## Materials provided:
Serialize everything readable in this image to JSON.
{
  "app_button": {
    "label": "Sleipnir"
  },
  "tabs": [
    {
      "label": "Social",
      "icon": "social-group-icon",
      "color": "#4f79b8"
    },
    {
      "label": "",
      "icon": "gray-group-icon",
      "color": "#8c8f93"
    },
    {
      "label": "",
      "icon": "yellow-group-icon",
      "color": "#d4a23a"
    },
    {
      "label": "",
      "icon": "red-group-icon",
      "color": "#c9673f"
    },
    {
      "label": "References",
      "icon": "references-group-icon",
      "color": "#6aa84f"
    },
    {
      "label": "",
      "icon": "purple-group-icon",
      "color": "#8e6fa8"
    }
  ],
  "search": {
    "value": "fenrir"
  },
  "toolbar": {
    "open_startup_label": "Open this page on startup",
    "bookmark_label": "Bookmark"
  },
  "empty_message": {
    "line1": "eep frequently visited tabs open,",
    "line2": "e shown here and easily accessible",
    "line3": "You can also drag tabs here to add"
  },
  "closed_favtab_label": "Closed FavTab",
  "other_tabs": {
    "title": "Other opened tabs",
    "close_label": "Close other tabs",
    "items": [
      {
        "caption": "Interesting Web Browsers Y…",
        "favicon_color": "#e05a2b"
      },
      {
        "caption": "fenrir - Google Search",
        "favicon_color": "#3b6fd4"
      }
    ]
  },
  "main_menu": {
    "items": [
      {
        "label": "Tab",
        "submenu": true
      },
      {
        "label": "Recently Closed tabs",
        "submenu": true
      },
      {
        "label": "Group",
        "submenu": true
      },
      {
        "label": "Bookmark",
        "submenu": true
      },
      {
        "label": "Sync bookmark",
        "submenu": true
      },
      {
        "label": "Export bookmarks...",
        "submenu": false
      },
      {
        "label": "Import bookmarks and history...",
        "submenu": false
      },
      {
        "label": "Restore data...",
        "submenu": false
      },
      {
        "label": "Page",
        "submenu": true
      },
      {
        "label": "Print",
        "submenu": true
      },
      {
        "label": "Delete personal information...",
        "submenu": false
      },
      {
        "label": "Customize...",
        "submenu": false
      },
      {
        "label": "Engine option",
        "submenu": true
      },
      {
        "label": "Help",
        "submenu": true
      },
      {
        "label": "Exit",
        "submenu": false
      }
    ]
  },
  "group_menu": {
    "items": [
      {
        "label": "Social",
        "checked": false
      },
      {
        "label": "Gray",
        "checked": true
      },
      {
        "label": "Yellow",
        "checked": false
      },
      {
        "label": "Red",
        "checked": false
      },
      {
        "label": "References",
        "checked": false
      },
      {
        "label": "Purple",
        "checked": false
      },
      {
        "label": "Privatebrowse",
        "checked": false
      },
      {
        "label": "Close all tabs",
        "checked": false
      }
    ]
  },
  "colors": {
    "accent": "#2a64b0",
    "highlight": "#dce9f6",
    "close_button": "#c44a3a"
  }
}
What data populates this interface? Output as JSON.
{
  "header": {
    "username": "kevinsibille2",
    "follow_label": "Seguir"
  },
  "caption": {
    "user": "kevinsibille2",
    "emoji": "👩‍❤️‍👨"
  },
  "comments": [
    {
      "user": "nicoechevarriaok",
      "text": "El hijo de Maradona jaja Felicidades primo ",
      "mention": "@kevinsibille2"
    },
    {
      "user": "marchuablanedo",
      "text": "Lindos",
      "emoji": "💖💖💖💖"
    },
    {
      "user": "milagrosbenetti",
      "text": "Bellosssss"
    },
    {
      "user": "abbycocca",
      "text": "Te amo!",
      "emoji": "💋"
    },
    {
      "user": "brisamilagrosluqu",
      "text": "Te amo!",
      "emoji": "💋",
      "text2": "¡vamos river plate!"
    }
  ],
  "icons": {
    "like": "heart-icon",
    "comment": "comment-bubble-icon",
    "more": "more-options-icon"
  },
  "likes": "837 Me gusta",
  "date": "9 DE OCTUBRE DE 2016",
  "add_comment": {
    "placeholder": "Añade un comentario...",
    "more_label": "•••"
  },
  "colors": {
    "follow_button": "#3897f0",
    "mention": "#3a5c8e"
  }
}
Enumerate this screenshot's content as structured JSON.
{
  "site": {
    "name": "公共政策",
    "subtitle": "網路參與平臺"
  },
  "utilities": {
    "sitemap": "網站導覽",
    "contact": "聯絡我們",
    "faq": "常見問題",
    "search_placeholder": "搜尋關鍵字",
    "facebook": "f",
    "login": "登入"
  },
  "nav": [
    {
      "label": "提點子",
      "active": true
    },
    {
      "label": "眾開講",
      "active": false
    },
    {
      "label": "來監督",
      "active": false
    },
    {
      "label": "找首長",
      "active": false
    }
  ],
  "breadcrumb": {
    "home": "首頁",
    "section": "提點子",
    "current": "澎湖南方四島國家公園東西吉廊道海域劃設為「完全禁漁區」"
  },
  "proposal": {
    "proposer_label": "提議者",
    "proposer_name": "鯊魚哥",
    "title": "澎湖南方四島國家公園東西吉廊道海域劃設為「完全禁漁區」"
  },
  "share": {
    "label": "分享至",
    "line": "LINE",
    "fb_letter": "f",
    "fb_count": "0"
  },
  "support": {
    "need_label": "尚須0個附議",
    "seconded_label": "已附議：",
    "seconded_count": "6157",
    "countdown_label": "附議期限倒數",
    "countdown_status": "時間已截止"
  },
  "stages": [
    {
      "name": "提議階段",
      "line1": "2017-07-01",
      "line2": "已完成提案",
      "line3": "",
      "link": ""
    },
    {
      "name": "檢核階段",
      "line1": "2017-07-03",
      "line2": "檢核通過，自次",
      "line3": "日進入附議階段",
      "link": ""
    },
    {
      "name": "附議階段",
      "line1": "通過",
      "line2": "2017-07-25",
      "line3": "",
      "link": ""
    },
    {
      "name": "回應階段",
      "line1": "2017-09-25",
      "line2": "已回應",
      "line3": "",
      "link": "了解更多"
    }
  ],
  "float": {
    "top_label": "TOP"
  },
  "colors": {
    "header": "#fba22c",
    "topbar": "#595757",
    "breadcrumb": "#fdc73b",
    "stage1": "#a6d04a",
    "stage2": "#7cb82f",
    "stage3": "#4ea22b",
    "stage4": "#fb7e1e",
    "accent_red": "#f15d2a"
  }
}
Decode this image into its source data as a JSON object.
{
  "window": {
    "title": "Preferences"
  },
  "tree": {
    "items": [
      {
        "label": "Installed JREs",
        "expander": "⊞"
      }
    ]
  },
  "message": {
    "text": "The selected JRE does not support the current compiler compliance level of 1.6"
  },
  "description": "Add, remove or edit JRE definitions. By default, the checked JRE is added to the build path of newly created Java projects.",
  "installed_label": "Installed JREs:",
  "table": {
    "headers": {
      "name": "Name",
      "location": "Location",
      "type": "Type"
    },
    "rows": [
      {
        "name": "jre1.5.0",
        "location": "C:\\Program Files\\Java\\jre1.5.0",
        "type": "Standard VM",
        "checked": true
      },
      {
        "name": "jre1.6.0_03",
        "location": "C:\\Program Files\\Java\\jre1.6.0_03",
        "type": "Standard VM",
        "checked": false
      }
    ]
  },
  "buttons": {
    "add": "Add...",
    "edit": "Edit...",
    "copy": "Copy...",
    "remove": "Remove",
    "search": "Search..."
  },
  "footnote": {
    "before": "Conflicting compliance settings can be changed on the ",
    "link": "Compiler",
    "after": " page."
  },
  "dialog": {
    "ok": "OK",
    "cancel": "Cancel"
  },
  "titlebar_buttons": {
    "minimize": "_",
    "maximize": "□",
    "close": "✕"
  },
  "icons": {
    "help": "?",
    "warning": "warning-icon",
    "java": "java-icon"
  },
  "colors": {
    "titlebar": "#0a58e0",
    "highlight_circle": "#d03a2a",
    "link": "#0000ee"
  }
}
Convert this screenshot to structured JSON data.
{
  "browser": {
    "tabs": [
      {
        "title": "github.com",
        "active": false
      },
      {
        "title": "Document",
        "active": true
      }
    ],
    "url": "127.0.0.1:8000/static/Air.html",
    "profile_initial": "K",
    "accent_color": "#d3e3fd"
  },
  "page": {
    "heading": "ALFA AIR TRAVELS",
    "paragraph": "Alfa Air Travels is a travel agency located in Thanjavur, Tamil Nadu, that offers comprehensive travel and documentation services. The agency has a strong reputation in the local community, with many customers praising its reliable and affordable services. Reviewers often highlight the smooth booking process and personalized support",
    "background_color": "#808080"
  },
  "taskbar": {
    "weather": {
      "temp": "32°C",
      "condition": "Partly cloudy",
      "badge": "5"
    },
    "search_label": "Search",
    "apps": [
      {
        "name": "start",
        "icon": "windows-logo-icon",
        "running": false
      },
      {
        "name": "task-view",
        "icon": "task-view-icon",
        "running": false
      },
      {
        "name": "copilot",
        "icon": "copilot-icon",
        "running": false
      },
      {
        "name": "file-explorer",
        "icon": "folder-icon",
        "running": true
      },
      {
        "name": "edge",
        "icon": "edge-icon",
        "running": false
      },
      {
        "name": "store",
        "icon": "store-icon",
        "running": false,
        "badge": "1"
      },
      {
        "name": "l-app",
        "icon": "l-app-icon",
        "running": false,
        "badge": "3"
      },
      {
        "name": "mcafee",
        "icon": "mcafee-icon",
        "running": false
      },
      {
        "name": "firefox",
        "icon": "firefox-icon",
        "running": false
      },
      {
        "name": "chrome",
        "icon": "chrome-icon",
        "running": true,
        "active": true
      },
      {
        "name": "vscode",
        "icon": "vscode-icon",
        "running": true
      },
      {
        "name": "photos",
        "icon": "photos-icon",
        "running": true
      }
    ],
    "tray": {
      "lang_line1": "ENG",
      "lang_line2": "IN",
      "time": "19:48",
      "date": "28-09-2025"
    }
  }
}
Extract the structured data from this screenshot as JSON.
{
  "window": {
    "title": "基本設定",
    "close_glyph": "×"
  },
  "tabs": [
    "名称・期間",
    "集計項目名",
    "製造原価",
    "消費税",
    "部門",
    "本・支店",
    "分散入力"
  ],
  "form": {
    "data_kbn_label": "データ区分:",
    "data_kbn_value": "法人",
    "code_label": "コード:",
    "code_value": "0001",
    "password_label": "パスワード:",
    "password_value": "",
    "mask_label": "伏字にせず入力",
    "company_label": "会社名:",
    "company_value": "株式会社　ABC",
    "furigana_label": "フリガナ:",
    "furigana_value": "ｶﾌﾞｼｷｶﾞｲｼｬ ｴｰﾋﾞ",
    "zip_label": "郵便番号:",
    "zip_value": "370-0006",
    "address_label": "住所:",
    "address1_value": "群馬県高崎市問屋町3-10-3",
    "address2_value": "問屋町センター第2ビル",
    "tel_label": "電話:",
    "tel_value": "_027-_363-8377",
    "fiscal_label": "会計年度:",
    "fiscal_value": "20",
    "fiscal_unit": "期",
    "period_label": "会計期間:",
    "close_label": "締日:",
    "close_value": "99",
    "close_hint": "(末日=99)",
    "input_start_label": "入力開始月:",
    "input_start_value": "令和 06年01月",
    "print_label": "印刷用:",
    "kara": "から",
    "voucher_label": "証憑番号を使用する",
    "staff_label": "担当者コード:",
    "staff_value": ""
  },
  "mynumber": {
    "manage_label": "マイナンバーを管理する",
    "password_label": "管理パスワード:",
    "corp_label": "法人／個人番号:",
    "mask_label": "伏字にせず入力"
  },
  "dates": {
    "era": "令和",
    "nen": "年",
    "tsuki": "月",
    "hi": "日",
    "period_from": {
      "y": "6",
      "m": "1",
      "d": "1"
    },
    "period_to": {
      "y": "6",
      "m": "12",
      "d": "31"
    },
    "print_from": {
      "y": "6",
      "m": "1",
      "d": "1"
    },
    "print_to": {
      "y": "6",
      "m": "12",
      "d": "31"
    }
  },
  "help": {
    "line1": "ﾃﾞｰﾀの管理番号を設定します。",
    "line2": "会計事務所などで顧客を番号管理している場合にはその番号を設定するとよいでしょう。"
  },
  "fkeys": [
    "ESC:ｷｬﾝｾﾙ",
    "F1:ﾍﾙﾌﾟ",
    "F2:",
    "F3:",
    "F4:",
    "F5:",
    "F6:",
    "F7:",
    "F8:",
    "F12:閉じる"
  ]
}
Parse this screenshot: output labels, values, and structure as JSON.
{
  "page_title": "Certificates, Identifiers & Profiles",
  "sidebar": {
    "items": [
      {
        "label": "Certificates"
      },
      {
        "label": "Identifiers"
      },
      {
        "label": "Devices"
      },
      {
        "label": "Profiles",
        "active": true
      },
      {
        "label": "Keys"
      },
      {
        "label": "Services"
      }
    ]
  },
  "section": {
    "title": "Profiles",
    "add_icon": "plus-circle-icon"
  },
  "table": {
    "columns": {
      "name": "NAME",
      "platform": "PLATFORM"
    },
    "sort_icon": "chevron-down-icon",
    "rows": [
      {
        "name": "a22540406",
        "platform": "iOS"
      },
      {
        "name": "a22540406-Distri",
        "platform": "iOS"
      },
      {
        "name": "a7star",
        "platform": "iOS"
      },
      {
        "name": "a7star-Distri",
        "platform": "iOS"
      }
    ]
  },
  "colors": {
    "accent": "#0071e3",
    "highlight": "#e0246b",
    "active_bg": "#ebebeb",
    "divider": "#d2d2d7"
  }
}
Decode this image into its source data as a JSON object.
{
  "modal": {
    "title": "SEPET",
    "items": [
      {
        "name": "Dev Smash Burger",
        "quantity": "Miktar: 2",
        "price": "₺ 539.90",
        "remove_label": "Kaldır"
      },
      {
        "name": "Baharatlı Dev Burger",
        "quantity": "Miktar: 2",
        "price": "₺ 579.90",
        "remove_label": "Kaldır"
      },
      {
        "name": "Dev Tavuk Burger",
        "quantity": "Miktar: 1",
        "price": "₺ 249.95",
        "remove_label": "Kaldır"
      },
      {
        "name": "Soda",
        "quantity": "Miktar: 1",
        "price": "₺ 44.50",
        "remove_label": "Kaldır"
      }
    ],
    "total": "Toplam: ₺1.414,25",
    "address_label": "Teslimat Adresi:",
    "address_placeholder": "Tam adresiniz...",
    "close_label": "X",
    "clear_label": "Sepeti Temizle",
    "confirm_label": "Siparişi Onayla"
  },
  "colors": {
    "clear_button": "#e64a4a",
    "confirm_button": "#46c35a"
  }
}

## What this task involves:
Find all lines where the word "caption" appears. Copy them.

## Exercise result:
        "caption": "Interesting Web Browsers Y…",
        "caption": "fenrir - Google Search",
  "caption": {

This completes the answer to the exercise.